▸ Data records:
+ + +
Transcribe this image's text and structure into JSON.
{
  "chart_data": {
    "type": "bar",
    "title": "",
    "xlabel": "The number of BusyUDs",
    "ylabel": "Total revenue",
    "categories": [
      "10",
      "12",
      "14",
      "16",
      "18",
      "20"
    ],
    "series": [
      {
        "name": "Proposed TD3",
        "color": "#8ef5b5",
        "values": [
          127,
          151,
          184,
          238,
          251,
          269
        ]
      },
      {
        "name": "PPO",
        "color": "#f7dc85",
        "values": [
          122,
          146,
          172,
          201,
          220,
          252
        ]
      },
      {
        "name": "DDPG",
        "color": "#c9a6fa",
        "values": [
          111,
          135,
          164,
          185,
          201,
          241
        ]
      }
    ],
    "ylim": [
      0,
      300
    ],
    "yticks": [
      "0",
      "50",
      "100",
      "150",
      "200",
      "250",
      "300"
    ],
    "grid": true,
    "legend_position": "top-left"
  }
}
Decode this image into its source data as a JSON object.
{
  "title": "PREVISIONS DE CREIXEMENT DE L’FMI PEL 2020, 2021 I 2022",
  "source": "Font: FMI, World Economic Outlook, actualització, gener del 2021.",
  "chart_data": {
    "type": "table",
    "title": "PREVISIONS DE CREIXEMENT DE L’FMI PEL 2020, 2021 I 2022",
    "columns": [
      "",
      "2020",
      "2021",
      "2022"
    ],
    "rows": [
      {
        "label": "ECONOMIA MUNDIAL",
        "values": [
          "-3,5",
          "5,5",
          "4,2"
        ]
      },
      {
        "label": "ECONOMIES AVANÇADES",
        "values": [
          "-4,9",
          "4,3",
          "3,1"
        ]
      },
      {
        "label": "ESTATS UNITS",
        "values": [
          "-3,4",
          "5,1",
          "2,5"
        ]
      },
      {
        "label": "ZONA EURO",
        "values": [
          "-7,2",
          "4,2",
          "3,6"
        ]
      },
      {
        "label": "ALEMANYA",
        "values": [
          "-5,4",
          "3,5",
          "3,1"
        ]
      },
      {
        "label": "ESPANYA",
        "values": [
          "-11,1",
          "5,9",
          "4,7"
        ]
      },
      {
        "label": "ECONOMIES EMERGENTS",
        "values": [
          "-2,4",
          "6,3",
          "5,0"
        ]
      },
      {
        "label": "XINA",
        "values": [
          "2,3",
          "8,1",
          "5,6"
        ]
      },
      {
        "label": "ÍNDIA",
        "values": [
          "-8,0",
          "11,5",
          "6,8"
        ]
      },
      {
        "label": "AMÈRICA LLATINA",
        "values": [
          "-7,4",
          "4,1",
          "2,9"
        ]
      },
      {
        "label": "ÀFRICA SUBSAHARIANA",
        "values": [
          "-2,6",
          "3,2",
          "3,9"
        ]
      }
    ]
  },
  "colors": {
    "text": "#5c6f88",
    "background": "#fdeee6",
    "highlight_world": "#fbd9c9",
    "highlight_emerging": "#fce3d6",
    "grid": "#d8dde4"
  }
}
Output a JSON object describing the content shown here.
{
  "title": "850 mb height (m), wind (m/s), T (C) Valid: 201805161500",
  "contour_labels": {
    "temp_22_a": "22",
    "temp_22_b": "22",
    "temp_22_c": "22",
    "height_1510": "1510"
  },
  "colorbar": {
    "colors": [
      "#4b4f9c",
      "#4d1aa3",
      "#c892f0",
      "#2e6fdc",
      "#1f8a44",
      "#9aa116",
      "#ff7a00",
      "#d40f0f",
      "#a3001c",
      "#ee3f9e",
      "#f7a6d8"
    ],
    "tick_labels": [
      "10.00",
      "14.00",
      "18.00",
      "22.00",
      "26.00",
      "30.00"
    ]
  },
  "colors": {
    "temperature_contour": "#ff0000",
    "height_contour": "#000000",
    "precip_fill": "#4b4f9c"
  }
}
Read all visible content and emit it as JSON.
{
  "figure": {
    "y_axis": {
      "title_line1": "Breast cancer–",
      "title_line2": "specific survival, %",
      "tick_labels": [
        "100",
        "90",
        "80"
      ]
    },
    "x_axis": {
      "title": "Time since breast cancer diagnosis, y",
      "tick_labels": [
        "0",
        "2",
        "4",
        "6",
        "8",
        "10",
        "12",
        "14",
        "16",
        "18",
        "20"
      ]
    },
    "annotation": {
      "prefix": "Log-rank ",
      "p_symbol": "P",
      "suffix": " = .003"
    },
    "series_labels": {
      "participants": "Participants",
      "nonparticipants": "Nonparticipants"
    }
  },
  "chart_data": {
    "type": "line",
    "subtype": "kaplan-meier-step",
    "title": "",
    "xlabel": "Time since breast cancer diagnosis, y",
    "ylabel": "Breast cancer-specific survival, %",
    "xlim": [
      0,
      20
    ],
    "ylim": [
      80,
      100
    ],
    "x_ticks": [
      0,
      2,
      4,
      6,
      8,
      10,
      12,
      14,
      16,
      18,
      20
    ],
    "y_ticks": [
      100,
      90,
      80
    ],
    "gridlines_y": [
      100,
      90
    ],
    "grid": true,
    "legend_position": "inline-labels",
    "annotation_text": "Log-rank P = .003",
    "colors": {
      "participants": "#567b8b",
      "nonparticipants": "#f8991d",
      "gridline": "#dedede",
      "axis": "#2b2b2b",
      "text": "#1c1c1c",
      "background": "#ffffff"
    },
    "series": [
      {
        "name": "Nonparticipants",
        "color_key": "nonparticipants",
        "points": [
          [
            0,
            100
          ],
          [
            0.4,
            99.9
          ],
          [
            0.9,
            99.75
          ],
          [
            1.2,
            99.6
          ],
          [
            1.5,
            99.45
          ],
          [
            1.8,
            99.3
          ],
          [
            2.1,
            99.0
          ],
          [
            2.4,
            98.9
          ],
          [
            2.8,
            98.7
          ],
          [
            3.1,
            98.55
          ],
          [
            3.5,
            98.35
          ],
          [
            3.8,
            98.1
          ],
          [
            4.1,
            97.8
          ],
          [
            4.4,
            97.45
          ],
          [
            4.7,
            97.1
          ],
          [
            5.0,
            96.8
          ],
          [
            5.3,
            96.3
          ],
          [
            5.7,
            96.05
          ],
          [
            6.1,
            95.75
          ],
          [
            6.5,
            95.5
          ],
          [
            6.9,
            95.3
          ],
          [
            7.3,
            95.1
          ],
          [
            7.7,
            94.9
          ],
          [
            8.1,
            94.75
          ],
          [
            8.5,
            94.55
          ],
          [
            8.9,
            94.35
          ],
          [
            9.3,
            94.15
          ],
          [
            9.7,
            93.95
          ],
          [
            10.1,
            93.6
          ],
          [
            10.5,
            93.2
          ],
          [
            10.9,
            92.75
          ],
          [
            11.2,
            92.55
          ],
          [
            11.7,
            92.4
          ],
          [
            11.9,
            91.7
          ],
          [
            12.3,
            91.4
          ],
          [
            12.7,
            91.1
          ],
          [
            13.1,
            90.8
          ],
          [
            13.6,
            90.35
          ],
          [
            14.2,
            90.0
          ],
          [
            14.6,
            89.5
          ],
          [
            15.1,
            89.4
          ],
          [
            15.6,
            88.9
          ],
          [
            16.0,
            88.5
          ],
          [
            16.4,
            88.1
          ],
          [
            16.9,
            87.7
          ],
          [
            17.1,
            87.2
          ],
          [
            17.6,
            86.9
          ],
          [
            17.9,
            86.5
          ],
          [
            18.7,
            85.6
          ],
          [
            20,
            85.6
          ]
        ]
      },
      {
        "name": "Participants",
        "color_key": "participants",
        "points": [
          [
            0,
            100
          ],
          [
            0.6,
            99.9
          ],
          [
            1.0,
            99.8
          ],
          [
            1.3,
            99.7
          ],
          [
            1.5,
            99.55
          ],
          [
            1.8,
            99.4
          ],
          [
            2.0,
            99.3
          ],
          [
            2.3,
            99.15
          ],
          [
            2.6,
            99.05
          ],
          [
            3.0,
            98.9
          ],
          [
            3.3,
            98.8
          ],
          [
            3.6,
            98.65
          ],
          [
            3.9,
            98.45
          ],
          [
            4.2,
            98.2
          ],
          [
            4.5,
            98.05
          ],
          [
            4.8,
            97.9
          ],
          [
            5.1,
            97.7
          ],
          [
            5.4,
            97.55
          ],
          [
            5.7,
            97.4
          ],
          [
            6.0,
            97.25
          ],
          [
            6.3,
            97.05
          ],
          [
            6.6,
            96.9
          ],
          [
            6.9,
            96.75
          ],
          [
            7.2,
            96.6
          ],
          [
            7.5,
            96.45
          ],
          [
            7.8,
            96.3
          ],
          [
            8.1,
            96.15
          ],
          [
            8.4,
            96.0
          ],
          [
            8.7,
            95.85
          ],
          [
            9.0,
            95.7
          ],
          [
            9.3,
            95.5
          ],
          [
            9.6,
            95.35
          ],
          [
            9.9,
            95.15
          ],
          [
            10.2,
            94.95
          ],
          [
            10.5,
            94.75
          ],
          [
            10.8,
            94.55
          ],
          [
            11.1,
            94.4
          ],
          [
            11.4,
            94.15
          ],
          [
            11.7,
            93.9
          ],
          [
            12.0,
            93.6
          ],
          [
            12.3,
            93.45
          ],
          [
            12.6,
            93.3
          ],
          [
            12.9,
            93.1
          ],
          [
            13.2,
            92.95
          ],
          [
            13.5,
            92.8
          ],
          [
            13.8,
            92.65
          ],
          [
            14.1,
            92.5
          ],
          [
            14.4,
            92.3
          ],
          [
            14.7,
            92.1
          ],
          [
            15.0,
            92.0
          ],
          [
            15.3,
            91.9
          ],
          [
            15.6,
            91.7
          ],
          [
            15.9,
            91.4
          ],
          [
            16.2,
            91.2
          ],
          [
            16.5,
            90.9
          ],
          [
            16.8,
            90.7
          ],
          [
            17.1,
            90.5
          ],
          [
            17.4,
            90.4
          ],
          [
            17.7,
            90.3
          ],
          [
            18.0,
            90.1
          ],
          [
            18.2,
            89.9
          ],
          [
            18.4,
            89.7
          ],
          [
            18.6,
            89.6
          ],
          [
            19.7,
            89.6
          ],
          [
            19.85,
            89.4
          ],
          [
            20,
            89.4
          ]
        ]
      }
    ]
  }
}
+ + +
▸ WRITTEN EXERCISE: Look for the word "diagnosis" in every line of the listing and copy the lines that have it.

▸ OUTPUT:
      "title": "Time since breast cancer diagnosis, y",
    "xlabel": "Time since breast cancer diagnosis, y",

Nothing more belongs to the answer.